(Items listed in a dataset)

▶

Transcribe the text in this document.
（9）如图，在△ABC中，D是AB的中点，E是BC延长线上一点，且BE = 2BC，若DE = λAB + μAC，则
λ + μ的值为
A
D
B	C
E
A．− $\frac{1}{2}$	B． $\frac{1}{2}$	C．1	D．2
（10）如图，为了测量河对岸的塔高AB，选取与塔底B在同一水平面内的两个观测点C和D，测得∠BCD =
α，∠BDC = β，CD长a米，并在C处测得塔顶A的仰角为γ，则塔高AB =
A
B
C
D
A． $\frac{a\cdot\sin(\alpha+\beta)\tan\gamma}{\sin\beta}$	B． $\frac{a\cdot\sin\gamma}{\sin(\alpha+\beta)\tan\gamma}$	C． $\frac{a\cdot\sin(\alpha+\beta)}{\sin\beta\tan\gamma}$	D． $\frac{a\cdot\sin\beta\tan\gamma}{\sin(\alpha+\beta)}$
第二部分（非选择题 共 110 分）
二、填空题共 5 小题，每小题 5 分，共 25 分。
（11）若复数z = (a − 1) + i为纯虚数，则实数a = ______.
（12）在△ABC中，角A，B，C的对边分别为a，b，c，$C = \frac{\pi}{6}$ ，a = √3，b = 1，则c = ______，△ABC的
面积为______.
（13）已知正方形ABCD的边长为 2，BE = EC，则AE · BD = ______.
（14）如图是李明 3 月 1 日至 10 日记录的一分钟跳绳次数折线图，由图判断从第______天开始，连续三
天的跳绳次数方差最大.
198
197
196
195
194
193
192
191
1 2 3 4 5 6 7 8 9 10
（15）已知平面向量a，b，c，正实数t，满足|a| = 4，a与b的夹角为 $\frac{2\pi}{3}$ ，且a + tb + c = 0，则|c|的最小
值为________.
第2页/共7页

◀

_WHAT YOU HAVE TO DO:_
Nothing in the data may differ; print all of it exactly as written.

_TASK RESPONSE:_
Transcribe the text in this document.
（9）如图，在△ABC中，D是AB的中点，E是BC延长线上一点，且BE = 2BC，若DE = λAB + μAC，则
λ + μ的值为
A
D
B	C
E
A．− $\frac{1}{2}$	B． $\frac{1}{2}$	C．1	D．2
（10）如图，为了测量河对岸的塔高AB，选取与塔底B在同一水平面内的两个观测点C和D，测得∠BCD =
α，∠BDC = β，CD长a米，并在C处测得塔顶A的仰角为γ，则塔高AB =
A
B
C
D
A． $\frac{a\cdot\sin(\alpha+\beta)\tan\gamma}{\sin\beta}$	B． $\frac{a\cdot\sin\gamma}{\sin(\alpha+\beta)\tan\gamma}$	C． $\frac{a\cdot\sin(\alpha+\beta)}{\sin\beta\tan\gamma}$	D． $\frac{a\cdot\sin\beta\tan\gamma}{\sin(\alpha+\beta)}$
第二部分（非选择题 共 110 分）
二、填空题共 5 小题，每小题 5 分，共 25 分。
（11）若复数z = (a − 1) + i为纯虚数，则实数a = ______.
（12）在△ABC中，角A，B，C的对边分别为a，b，c，$C = \frac{\pi}{6}$ ，a = √3，b = 1，则c = ______，△ABC的
面积为______.
（13）已知正方形ABCD的边长为 2，BE = EC，则AE · BD = ______.
（14）如图是李明 3 月 1 日至 10 日记录的一分钟跳绳次数折线图，由图判断从第______天开始，连续三
天的跳绳次数方差最大.
198
197
196
195
194
193
192
191
1 2 3 4 5 6 7 8 9 10
（15）已知平面向量a，b，c，正实数t，满足|a| = 4，a与b的夹角为 $\frac{2\pi}{3}$ ，且a + tb + c = 0，则|c|的最小
值为________.
第2页/共7页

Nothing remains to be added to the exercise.